◆ Stated task
From the listing below, pull each line that includes "ylabel".

◆ Entries with figure data

>> BEGIN

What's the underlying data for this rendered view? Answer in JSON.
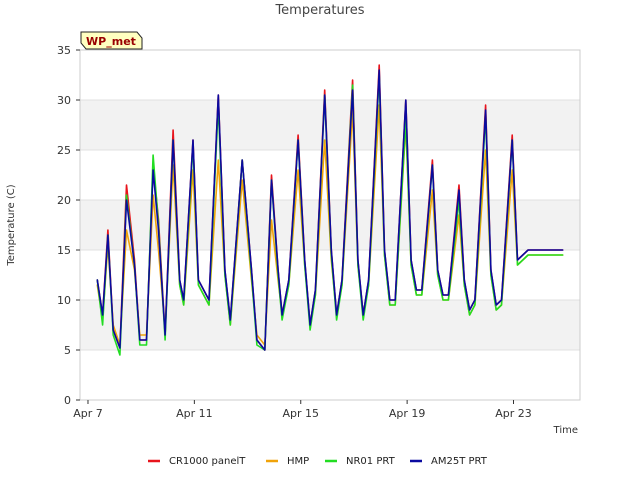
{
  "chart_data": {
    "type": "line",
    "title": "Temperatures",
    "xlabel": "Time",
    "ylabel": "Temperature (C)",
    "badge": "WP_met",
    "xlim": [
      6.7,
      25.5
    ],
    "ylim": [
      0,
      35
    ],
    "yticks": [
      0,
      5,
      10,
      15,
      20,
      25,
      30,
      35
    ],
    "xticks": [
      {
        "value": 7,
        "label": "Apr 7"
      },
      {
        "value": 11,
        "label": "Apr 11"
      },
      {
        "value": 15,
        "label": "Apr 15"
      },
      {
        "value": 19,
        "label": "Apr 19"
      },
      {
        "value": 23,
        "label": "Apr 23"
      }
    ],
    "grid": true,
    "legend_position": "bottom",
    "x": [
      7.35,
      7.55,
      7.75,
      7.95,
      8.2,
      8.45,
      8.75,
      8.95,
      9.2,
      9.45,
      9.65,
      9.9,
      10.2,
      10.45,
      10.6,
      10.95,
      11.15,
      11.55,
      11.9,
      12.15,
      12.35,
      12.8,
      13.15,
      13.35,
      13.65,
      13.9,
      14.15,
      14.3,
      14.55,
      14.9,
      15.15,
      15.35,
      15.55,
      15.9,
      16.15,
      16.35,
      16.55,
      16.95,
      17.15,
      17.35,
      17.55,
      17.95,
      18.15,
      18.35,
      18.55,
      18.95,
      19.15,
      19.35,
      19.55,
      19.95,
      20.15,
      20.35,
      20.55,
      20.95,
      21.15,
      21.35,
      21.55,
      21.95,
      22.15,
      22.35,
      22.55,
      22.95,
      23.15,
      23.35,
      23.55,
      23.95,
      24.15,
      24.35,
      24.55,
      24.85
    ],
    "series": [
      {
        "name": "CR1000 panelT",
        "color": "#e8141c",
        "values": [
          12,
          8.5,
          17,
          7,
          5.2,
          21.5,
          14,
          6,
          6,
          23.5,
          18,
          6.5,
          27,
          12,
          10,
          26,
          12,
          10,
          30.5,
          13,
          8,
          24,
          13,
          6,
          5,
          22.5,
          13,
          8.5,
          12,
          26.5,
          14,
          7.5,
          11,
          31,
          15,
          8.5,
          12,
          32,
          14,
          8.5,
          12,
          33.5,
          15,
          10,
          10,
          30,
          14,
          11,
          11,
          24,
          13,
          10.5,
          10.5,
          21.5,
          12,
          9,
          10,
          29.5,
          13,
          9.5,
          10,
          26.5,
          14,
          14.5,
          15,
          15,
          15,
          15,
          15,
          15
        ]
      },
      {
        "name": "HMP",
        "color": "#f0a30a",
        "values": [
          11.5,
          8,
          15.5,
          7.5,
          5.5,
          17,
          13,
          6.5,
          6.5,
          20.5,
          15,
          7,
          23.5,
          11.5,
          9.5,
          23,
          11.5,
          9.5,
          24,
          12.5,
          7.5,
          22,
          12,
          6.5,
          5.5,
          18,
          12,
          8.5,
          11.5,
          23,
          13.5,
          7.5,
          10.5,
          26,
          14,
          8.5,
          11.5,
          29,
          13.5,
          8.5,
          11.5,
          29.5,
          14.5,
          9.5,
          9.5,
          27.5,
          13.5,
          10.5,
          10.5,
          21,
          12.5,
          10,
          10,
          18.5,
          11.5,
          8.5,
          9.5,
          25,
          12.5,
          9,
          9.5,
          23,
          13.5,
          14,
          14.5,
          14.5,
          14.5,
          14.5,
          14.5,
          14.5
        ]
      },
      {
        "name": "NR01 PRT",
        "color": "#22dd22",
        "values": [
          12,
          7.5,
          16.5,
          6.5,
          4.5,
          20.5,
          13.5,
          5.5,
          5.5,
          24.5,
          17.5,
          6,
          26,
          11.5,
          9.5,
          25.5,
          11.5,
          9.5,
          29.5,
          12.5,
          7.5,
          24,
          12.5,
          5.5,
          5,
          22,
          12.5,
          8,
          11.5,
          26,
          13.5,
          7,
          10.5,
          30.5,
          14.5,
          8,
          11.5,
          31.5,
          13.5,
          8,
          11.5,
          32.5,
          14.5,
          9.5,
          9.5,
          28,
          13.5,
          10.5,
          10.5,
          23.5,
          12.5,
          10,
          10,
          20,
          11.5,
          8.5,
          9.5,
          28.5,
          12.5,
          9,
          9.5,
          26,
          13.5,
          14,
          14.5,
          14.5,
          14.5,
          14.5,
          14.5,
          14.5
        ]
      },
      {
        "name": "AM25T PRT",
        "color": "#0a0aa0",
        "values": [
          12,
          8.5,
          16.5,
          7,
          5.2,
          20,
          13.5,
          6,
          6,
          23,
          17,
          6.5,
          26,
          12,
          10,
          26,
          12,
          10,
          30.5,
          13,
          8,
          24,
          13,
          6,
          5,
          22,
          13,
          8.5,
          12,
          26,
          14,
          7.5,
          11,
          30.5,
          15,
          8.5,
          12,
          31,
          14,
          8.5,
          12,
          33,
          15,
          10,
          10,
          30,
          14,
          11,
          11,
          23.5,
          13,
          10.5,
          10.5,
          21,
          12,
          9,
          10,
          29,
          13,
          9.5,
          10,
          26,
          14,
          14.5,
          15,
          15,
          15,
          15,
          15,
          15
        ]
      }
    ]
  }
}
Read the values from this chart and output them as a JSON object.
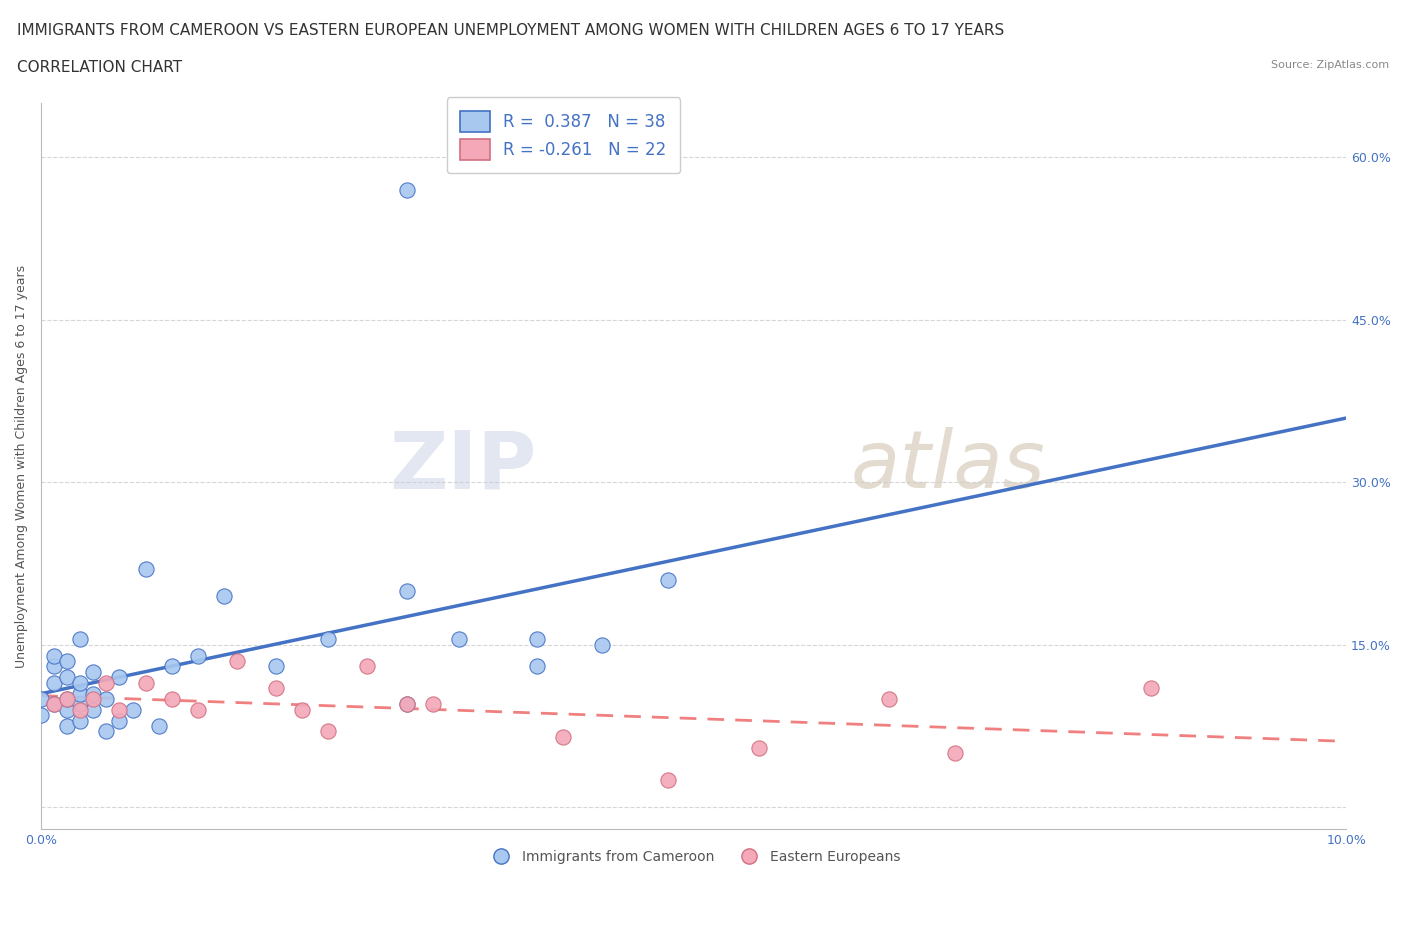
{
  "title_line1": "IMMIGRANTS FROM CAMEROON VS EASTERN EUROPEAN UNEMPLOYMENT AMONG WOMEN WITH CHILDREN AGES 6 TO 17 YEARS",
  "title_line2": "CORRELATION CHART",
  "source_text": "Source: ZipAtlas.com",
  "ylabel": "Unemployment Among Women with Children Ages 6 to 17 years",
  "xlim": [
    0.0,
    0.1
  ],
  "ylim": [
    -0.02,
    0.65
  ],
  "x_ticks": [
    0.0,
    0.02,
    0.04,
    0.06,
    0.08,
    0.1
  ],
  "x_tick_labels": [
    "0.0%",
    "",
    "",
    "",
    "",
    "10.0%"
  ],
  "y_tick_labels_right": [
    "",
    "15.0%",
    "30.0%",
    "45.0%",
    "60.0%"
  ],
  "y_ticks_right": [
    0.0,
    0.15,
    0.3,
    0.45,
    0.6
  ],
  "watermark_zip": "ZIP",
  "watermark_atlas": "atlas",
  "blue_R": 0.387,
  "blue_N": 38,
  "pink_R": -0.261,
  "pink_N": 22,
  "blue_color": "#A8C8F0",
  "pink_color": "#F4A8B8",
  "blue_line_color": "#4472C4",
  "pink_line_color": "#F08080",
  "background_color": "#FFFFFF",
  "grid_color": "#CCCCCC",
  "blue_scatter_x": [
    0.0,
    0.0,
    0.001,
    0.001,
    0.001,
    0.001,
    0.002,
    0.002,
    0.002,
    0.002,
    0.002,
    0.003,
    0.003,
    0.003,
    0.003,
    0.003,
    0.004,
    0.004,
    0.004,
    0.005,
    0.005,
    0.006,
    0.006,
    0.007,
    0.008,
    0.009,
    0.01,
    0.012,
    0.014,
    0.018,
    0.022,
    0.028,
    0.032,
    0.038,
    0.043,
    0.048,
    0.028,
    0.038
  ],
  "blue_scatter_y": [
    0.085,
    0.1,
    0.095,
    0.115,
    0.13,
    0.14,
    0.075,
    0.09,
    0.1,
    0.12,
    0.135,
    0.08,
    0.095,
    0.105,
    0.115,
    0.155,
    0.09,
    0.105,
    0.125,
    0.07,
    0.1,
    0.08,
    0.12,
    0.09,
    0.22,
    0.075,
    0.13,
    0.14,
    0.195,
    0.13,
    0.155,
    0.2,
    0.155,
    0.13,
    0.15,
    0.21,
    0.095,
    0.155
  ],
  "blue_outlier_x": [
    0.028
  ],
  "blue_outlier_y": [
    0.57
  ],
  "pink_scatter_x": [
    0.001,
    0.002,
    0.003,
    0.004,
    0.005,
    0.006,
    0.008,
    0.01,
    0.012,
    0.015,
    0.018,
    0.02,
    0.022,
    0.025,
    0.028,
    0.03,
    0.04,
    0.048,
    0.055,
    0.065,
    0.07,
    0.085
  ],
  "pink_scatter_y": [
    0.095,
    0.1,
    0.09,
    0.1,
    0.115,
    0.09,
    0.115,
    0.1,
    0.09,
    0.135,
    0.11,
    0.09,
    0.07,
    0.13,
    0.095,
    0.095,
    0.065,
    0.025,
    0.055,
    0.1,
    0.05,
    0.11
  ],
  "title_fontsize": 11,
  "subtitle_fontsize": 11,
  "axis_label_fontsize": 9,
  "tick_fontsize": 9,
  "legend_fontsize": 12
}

>> END

◆ Reply
    "ylabel": "Temperature (C)",
  "ylabel": "Unemployment Among Women with Children Ages 6 to 17 years",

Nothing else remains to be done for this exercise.